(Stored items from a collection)
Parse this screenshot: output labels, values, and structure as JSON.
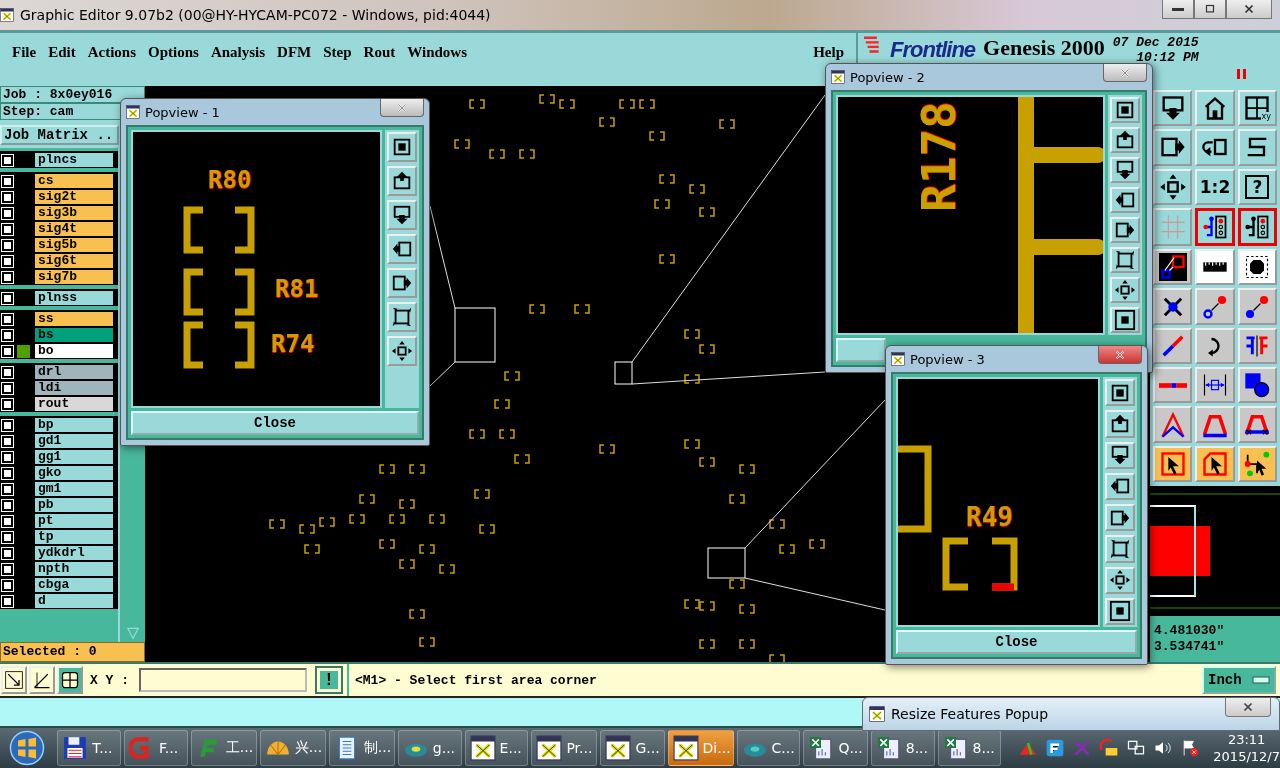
{
  "window": {
    "title": "Graphic Editor 9.07b2 (00@HY-HYCAM-PC072 - Windows, pid:4044)"
  },
  "menu": {
    "items": [
      "File",
      "Edit",
      "Actions",
      "Options",
      "Analysis",
      "DFM",
      "Step",
      "Rout",
      "Windows"
    ],
    "help": "Help"
  },
  "brand": {
    "logo": "Frontline",
    "product": "Genesis 2000",
    "date": "07 Dec 2015",
    "time": "10:12 PM"
  },
  "job": {
    "job": "Job : 8x0ey016",
    "step": "Step: cam",
    "matrix_button": "Job Matrix .."
  },
  "layers": {
    "groups": [
      {
        "items": [
          {
            "name": "plncs",
            "color": "#9ad9d9",
            "checked": false,
            "affected": false
          }
        ]
      },
      {
        "items": [
          {
            "name": "cs",
            "color": "#f8c050",
            "checked": false,
            "affected": false
          },
          {
            "name": "sig2t",
            "color": "#f8c050",
            "checked": false,
            "affected": false
          },
          {
            "name": "sig3b",
            "color": "#f8c050",
            "checked": false,
            "affected": false
          },
          {
            "name": "sig4t",
            "color": "#f8c050",
            "checked": false,
            "affected": false
          },
          {
            "name": "sig5b",
            "color": "#f8c050",
            "checked": false,
            "affected": false
          },
          {
            "name": "sig6t",
            "color": "#f8c050",
            "checked": false,
            "affected": false
          },
          {
            "name": "sig7b",
            "color": "#f8c050",
            "checked": false,
            "affected": false
          }
        ]
      },
      {
        "items": [
          {
            "name": "plnss",
            "color": "#9ad9d9",
            "checked": false,
            "affected": false
          }
        ]
      },
      {
        "items": [
          {
            "name": "ss",
            "color": "#f8c050",
            "checked": false,
            "affected": false
          },
          {
            "name": "bs",
            "color": "#00a07c",
            "checked": false,
            "affected": false
          },
          {
            "name": "bo",
            "color": "#ffffff",
            "checked": false,
            "affected": true
          }
        ]
      },
      {
        "items": [
          {
            "name": "drl",
            "color": "#a0b4bc",
            "checked": false,
            "affected": false
          },
          {
            "name": "ldi",
            "color": "#a0b4bc",
            "checked": false,
            "affected": false
          },
          {
            "name": "rout",
            "color": "#d8d8d8",
            "checked": false,
            "affected": false
          }
        ]
      },
      {
        "items": [
          {
            "name": "bp",
            "color": "#9ad9d9",
            "checked": false,
            "affected": false
          },
          {
            "name": "gd1",
            "color": "#9ad9d9",
            "checked": false,
            "affected": false
          },
          {
            "name": "gg1",
            "color": "#9ad9d9",
            "checked": false,
            "affected": false
          },
          {
            "name": "gko",
            "color": "#9ad9d9",
            "checked": false,
            "affected": false
          },
          {
            "name": "gm1",
            "color": "#9ad9d9",
            "checked": false,
            "affected": false
          },
          {
            "name": "pb",
            "color": "#9ad9d9",
            "checked": false,
            "affected": false
          },
          {
            "name": "pt",
            "color": "#9ad9d9",
            "checked": false,
            "affected": false
          },
          {
            "name": "tp",
            "color": "#9ad9d9",
            "checked": false,
            "affected": false
          },
          {
            "name": "ydkdrl",
            "color": "#9ad9d9",
            "checked": false,
            "affected": false
          },
          {
            "name": "npth",
            "color": "#9ad9d9",
            "checked": false,
            "affected": false
          },
          {
            "name": "cbga",
            "color": "#9ad9d9",
            "checked": false,
            "affected": false
          },
          {
            "name": "d",
            "color": "#9ad9d9",
            "checked": false,
            "affected": false
          }
        ]
      }
    ],
    "selected_count": "Selected : 0"
  },
  "toolbox": [
    {
      "selected": false
    },
    {
      "selected": false
    },
    {
      "selected": false,
      "glyph": "xy"
    },
    {
      "selected": false
    },
    {
      "selected": false
    },
    {
      "selected": false
    },
    {
      "selected": false
    },
    {
      "selected": false,
      "glyph": "1:2"
    },
    {
      "selected": false,
      "glyph": "?"
    },
    {
      "selected": false
    },
    {
      "selected": true
    },
    {
      "selected": true
    },
    {
      "selected": false
    },
    {
      "selected": false
    },
    {
      "selected": false
    },
    {
      "selected": false
    },
    {
      "selected": false
    },
    {
      "selected": false
    },
    {
      "selected": false
    },
    {
      "selected": false
    },
    {
      "selected": false
    },
    {
      "selected": false
    },
    {
      "selected": false
    },
    {
      "selected": false
    },
    {
      "selected": false
    },
    {
      "selected": false
    },
    {
      "selected": false
    },
    {
      "selected": false
    },
    {
      "selected": false
    },
    {
      "selected": false
    }
  ],
  "coordinates": {
    "x": "4.481030\"",
    "y": "3.534741\""
  },
  "popviews": [
    {
      "title": "Popview - 1",
      "labels": [
        "R80",
        "R81",
        "R74"
      ],
      "close_label": "Close"
    },
    {
      "title": "Popview - 2",
      "labels": [
        "R178"
      ]
    },
    {
      "title": "Popview - 3",
      "labels": [
        "R49"
      ],
      "close_label": "Close"
    }
  ],
  "command": {
    "xy_label": "X Y :",
    "alert_glyph": "!",
    "prompt": "<M1> - Select first area corner",
    "units": "Inch"
  },
  "resize_popup": {
    "title": "Resize Features Popup"
  },
  "taskbar": {
    "items": [
      {
        "label": "T...",
        "selected": false
      },
      {
        "label": "F...",
        "selected": false
      },
      {
        "label": "工...",
        "selected": false
      },
      {
        "label": "兴...",
        "selected": false
      },
      {
        "label": "制...",
        "selected": false
      },
      {
        "label": "g...",
        "selected": false
      },
      {
        "label": "E...",
        "selected": false
      },
      {
        "label": "Pr...",
        "selected": false
      },
      {
        "label": "G...",
        "selected": false
      },
      {
        "label": "Di...",
        "selected": true
      },
      {
        "label": "C...",
        "selected": false
      },
      {
        "label": "Q...",
        "selected": false
      },
      {
        "label": "8...",
        "selected": false
      },
      {
        "label": "8...",
        "selected": false
      }
    ],
    "time": "23:11",
    "date": "2015/12/7"
  }
}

== EXERCISE ==
Please transcribe all of the records above exactly, leaving out any pictures.

== EXERCISE RESULT ==
Parse this screenshot: output labels, values, and structure as JSON.
{
  "window": {
    "title": "Graphic Editor 9.07b2 (00@HY-HYCAM-PC072 - Windows, pid:4044)"
  },
  "menu": {
    "items": [
      "File",
      "Edit",
      "Actions",
      "Options",
      "Analysis",
      "DFM",
      "Step",
      "Rout",
      "Windows"
    ],
    "help": "Help"
  },
  "brand": {
    "logo": "Frontline",
    "product": "Genesis 2000",
    "date": "07 Dec 2015",
    "time": "10:12 PM"
  },
  "job": {
    "job": "Job : 8x0ey016",
    "step": "Step: cam",
    "matrix_button": "Job Matrix .."
  },
  "layers": {
    "groups": [
      {
        "items": [
          {
            "name": "plncs",
            "color": "#9ad9d9",
            "checked": false,
            "affected": false
          }
        ]
      },
      {
        "items": [
          {
            "name": "cs",
            "color": "#f8c050",
            "checked": false,
            "affected": false
          },
          {
            "name": "sig2t",
            "color": "#f8c050",
            "checked": false,
            "affected": false
          },
          {
            "name": "sig3b",
            "color": "#f8c050",
            "checked": false,
            "affected": false
          },
          {
            "name": "sig4t",
            "color": "#f8c050",
            "checked": false,
            "affected": false
          },
          {
            "name": "sig5b",
            "color": "#f8c050",
            "checked": false,
            "affected": false
          },
          {
            "name": "sig6t",
            "color": "#f8c050",
            "checked": false,
            "affected": false
          },
          {
            "name": "sig7b",
            "color": "#f8c050",
            "checked": false,
            "affected": false
          }
        ]
      },
      {
        "items": [
          {
            "name": "plnss",
            "color": "#9ad9d9",
            "checked": false,
            "affected": false
          }
        ]
      },
      {
        "items": [
          {
            "name": "ss",
            "color": "#f8c050",
            "checked": false,
            "affected": false
          },
          {
            "name": "bs",
            "color": "#00a07c",
            "checked": false,
            "affected": false
          },
          {
            "name": "bo",
            "color": "#ffffff",
            "checked": false,
            "affected": true
          }
        ]
      },
      {
        "items": [
          {
            "name": "drl",
            "color": "#a0b4bc",
            "checked": false,
            "affected": false
          },
          {
            "name": "ldi",
            "color": "#a0b4bc",
            "checked": false,
            "affected": false
          },
          {
            "name": "rout",
            "color": "#d8d8d8",
            "checked": false,
            "affected": false
          }
        ]
      },
      {
        "items": [
          {
            "name": "bp",
            "color": "#9ad9d9",
            "checked": false,
            "affected": false
          },
          {
            "name": "gd1",
            "color": "#9ad9d9",
            "checked": false,
            "affected": false
          },
          {
            "name": "gg1",
            "color": "#9ad9d9",
            "checked": false,
            "affected": false
          },
          {
            "name": "gko",
            "color": "#9ad9d9",
            "checked": false,
            "affected": false
          },
          {
            "name": "gm1",
            "color": "#9ad9d9",
            "checked": false,
            "affected": false
          },
          {
            "name": "pb",
            "color": "#9ad9d9",
            "checked": false,
            "affected": false
          },
          {
            "name": "pt",
            "color": "#9ad9d9",
            "checked": false,
            "affected": false
          },
          {
            "name": "tp",
            "color": "#9ad9d9",
            "checked": false,
            "affected": false
          },
          {
            "name": "ydkdrl",
            "color": "#9ad9d9",
            "checked": false,
            "affected": false
          },
          {
            "name": "npth",
            "color": "#9ad9d9",
            "checked": false,
            "affected": false
          },
          {
            "name": "cbga",
            "color": "#9ad9d9",
            "checked": false,
            "affected": false
          },
          {
            "name": "d",
            "color": "#9ad9d9",
            "checked": false,
            "affected": false
          }
        ]
      }
    ],
    "selected_count": "Selected : 0"
  },
  "toolbox": [
    {
      "selected": false
    },
    {
      "selected": false
    },
    {
      "selected": false,
      "glyph": "xy"
    },
    {
      "selected": false
    },
    {
      "selected": false
    },
    {
      "selected": false
    },
    {
      "selected": false
    },
    {
      "selected": false,
      "glyph": "1:2"
    },
    {
      "selected": false,
      "glyph": "?"
    },
    {
      "selected": false
    },
    {
      "selected": true
    },
    {
      "selected": true
    },
    {
      "selected": false
    },
    {
      "selected": false
    },
    {
      "selected": false
    },
    {
      "selected": false
    },
    {
      "selected": false
    },
    {
      "selected": false
    },
    {
      "selected": false
    },
    {
      "selected": false
    },
    {
      "selected": false
    },
    {
      "selected": false
    },
    {
      "selected": false
    },
    {
      "selected": false
    },
    {
      "selected": false
    },
    {
      "selected": false
    },
    {
      "selected": false
    },
    {
      "selected": false
    },
    {
      "selected": false
    },
    {
      "selected": false
    }
  ],
  "coordinates": {
    "x": "4.481030\"",
    "y": "3.534741\""
  },
  "popviews": [
    {
      "title": "Popview - 1",
      "labels": [
        "R80",
        "R81",
        "R74"
      ],
      "close_label": "Close"
    },
    {
      "title": "Popview - 2",
      "labels": [
        "R178"
      ]
    },
    {
      "title": "Popview - 3",
      "labels": [
        "R49"
      ],
      "close_label": "Close"
    }
  ],
  "command": {
    "xy_label": "X Y :",
    "alert_glyph": "!",
    "prompt": "<M1> - Select first area corner",
    "units": "Inch"
  },
  "resize_popup": {
    "title": "Resize Features Popup"
  },
  "taskbar": {
    "items": [
      {
        "label": "T...",
        "selected": false
      },
      {
        "label": "F...",
        "selected": false
      },
      {
        "label": "工...",
        "selected": false
      },
      {
        "label": "兴...",
        "selected": false
      },
      {
        "label": "制...",
        "selected": false
      },
      {
        "label": "g...",
        "selected": false
      },
      {
        "label": "E...",
        "selected": false
      },
      {
        "label": "Pr...",
        "selected": false
      },
      {
        "label": "G...",
        "selected": false
      },
      {
        "label": "Di...",
        "selected": true
      },
      {
        "label": "C...",
        "selected": false
      },
      {
        "label": "Q...",
        "selected": false
      },
      {
        "label": "8...",
        "selected": false
      },
      {
        "label": "8...",
        "selected": false
      }
    ],
    "time": "23:11",
    "date": "2015/12/7"
  }
}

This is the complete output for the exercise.